## WHAT THE TASK ASKS
Reproduce the records exactly.

## MATERIAL PROVIDED
*-*-*
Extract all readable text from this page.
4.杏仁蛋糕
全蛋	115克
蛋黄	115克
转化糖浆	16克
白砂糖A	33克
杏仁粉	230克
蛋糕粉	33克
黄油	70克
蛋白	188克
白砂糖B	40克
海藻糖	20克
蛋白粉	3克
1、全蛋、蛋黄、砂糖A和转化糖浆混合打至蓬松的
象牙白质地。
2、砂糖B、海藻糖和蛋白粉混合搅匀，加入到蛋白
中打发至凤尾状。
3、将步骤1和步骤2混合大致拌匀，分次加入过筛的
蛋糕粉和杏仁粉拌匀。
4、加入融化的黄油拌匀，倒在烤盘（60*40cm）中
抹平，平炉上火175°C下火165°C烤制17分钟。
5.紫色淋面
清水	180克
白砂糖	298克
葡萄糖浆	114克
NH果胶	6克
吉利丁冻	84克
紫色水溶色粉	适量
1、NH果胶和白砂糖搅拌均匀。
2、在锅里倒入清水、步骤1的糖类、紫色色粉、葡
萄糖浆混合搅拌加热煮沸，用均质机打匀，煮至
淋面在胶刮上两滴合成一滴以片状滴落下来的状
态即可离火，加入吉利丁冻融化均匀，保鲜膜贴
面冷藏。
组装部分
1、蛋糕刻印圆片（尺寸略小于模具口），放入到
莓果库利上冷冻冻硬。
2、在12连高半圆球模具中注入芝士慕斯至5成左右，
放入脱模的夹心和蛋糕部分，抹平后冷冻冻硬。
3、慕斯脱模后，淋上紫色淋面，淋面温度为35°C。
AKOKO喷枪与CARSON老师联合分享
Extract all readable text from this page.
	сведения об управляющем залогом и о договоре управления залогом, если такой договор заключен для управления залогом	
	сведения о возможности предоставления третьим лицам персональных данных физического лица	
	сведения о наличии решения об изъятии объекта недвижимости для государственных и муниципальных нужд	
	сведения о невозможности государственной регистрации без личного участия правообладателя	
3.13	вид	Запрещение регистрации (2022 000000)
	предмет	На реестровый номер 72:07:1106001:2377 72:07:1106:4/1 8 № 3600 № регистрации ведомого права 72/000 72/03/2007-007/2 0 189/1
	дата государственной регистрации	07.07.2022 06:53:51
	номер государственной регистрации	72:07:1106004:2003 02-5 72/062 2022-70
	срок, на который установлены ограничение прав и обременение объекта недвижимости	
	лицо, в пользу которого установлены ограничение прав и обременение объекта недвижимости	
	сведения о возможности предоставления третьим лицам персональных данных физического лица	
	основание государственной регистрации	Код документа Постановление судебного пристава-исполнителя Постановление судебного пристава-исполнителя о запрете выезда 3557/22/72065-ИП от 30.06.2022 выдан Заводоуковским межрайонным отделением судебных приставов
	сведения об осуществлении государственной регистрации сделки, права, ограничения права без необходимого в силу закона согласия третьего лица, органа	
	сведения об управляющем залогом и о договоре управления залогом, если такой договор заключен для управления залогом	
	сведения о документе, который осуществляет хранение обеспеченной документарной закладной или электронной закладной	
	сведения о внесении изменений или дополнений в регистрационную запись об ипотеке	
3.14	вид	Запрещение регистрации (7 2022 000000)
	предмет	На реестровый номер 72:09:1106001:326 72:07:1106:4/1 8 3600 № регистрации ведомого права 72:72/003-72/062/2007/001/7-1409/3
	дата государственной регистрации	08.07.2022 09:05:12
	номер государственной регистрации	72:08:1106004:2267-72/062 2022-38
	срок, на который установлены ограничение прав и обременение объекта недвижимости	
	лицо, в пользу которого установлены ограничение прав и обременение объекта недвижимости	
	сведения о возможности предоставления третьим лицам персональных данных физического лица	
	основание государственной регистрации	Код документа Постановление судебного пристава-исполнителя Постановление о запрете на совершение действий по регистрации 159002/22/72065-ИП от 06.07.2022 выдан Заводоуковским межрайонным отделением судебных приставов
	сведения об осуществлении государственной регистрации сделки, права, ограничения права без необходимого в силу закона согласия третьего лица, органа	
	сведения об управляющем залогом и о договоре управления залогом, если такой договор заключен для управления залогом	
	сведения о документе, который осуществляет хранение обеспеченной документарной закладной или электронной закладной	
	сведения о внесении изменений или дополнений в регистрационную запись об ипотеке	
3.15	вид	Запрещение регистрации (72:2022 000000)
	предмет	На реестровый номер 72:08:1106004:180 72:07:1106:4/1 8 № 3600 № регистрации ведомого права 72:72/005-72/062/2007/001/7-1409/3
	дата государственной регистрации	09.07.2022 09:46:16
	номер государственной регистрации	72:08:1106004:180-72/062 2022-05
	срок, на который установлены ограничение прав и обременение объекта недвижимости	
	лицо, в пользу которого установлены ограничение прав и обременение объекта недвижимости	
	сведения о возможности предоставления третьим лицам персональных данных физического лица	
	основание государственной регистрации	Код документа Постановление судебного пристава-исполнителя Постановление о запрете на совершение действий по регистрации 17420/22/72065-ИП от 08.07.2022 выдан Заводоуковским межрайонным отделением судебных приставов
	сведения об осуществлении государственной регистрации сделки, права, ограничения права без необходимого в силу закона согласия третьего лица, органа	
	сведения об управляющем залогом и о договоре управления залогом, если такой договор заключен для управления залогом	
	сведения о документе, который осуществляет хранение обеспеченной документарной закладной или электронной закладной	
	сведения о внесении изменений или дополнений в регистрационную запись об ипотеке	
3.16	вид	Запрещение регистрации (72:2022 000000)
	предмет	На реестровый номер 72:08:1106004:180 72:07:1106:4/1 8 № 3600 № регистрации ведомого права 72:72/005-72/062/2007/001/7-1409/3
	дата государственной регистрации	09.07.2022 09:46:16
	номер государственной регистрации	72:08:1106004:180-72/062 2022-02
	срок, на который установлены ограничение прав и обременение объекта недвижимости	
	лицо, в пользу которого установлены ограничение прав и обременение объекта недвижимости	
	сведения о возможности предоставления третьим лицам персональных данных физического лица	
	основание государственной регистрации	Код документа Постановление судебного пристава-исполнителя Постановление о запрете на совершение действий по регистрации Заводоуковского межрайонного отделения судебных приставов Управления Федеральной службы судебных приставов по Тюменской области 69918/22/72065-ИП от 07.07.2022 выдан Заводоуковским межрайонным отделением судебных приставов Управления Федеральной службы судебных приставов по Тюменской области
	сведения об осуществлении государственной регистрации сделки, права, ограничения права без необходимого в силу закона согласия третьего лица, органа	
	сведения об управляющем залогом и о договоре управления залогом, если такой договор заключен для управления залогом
*-*-*
## WRITTEN ANSWER
Extract all readable text from this page.
4.杏仁蛋糕
全蛋	115克
蛋黄	115克
转化糖浆	16克
白砂糖A	33克
杏仁粉	230克
蛋糕粉	33克
黄油	70克
蛋白	188克
白砂糖B	40克
海藻糖	20克
蛋白粉	3克
1、全蛋、蛋黄、砂糖A和转化糖浆混合打至蓬松的
象牙白质地。
2、砂糖B、海藻糖和蛋白粉混合搅匀，加入到蛋白
中打发至凤尾状。
3、将步骤1和步骤2混合大致拌匀，分次加入过筛的
蛋糕粉和杏仁粉拌匀。
4、加入融化的黄油拌匀，倒在烤盘（60*40cm）中
抹平，平炉上火175°C下火165°C烤制17分钟。
5.紫色淋面
清水	180克
白砂糖	298克
葡萄糖浆	114克
NH果胶	6克
吉利丁冻	84克
紫色水溶色粉	适量
1、NH果胶和白砂糖搅拌均匀。
2、在锅里倒入清水、步骤1的糖类、紫色色粉、葡
萄糖浆混合搅拌加热煮沸，用均质机打匀，煮至
淋面在胶刮上两滴合成一滴以片状滴落下来的状
态即可离火，加入吉利丁冻融化均匀，保鲜膜贴
面冷藏。
组装部分
1、蛋糕刻印圆片（尺寸略小于模具口），放入到
莓果库利上冷冻冻硬。
2、在12连高半圆球模具中注入芝士慕斯至5成左右，
放入脱模的夹心和蛋糕部分，抹平后冷冻冻硬。
3、慕斯脱模后，淋上紫色淋面，淋面温度为35°C。
AKOKO喷枪与CARSON老师联合分享
Extract all readable text from this page.
	сведения об управляющем залогом и о договоре управления залогом, если такой договор заключен для управления залогом	
	сведения о возможности предоставления третьим лицам персональных данных физического лица	
	сведения о наличии решения об изъятии объекта недвижимости для государственных и муниципальных нужд	
	сведения о невозможности государственной регистрации без личного участия правообладателя	
3.13	вид	Запрещение регистрации (2022 000000)
	предмет	На реестровый номер 72:07:1106001:2377 72:07:1106:4/1 8 № 3600 № регистрации ведомого права 72/000 72/03/2007-007/2 0 189/1
	дата государственной регистрации	07.07.2022 06:53:51
	номер государственной регистрации	72:07:1106004:2003 02-5 72/062 2022-70
	срок, на который установлены ограничение прав и обременение объекта недвижимости	
	лицо, в пользу которого установлены ограничение прав и обременение объекта недвижимости	
	сведения о возможности предоставления третьим лицам персональных данных физического лица	
	основание государственной регистрации	Код документа Постановление судебного пристава-исполнителя Постановление судебного пристава-исполнителя о запрете выезда 3557/22/72065-ИП от 30.06.2022 выдан Заводоуковским межрайонным отделением судебных приставов
	сведения об осуществлении государственной регистрации сделки, права, ограничения права без необходимого в силу закона согласия третьего лица, органа	
	сведения об управляющем залогом и о договоре управления залогом, если такой договор заключен для управления залогом	
	сведения о документе, который осуществляет хранение обеспеченной документарной закладной или электронной закладной	
	сведения о внесении изменений или дополнений в регистрационную запись об ипотеке	
3.14	вид	Запрещение регистрации (7 2022 000000)
	предмет	На реестровый номер 72:09:1106001:326 72:07:1106:4/1 8 3600 № регистрации ведомого права 72:72/003-72/062/2007/001/7-1409/3
	дата государственной регистрации	08.07.2022 09:05:12
	номер государственной регистрации	72:08:1106004:2267-72/062 2022-38
	срок, на который установлены ограничение прав и обременение объекта недвижимости	
	лицо, в пользу которого установлены ограничение прав и обременение объекта недвижимости	
	сведения о возможности предоставления третьим лицам персональных данных физического лица	
	основание государственной регистрации	Код документа Постановление судебного пристава-исполнителя Постановление о запрете на совершение действий по регистрации 159002/22/72065-ИП от 06.07.2022 выдан Заводоуковским межрайонным отделением судебных приставов
	сведения об осуществлении государственной регистрации сделки, права, ограничения права без необходимого в силу закона согласия третьего лица, органа	
	сведения об управляющем залогом и о договоре управления залогом, если такой договор заключен для управления залогом	
	сведения о документе, который осуществляет хранение обеспеченной документарной закладной или электронной закладной	
	сведения о внесении изменений или дополнений в регистрационную запись об ипотеке	
3.15	вид	Запрещение регистрации (72:2022 000000)
	предмет	На реестровый номер 72:08:1106004:180 72:07:1106:4/1 8 № 3600 № регистрации ведомого права 72:72/005-72/062/2007/001/7-1409/3
	дата государственной регистрации	09.07.2022 09:46:16
	номер государственной регистрации	72:08:1106004:180-72/062 2022-05
	срок, на который установлены ограничение прав и обременение объекта недвижимости	
	лицо, в пользу которого установлены ограничение прав и обременение объекта недвижимости	
	сведения о возможности предоставления третьим лицам персональных данных физического лица	
	основание государственной регистрации	Код документа Постановление судебного пристава-исполнителя Постановление о запрете на совершение действий по регистрации 17420/22/72065-ИП от 08.07.2022 выдан Заводоуковским межрайонным отделением судебных приставов
	сведения об осуществлении государственной регистрации сделки, права, ограничения права без необходимого в силу закона согласия третьего лица, органа	
	сведения об управляющем залогом и о договоре управления залогом, если такой договор заключен для управления залогом	
	сведения о документе, который осуществляет хранение обеспеченной документарной закладной или электронной закладной	
	сведения о внесении изменений или дополнений в регистрационную запись об ипотеке	
3.16	вид	Запрещение регистрации (72:2022 000000)
	предмет	На реестровый номер 72:08:1106004:180 72:07:1106:4/1 8 № 3600 № регистрации ведомого права 72:72/005-72/062/2007/001/7-1409/3
	дата государственной регистрации	09.07.2022 09:46:16
	номер государственной регистрации	72:08:1106004:180-72/062 2022-02
	срок, на который установлены ограничение прав и обременение объекта недвижимости	
	лицо, в пользу которого установлены ограничение прав и обременение объекта недвижимости	
	сведения о возможности предоставления третьим лицам персональных данных физического лица	
	основание государственной регистрации	Код документа Постановление судебного пристава-исполнителя Постановление о запрете на совершение действий по регистрации Заводоуковского межрайонного отделения судебных приставов Управления Федеральной службы судебных приставов по Тюменской области 69918/22/72065-ИП от 07.07.2022 выдан Заводоуковским межрайонным отделением судебных приставов Управления Федеральной службы судебных приставов по Тюменской области
	сведения об осуществлении государственной регистрации сделки, права, ограничения права без необходимого в силу закона согласия третьего лица, органа	
	сведения об управляющем залогом и о договоре управления залогом, если такой договор заключен для управления залогом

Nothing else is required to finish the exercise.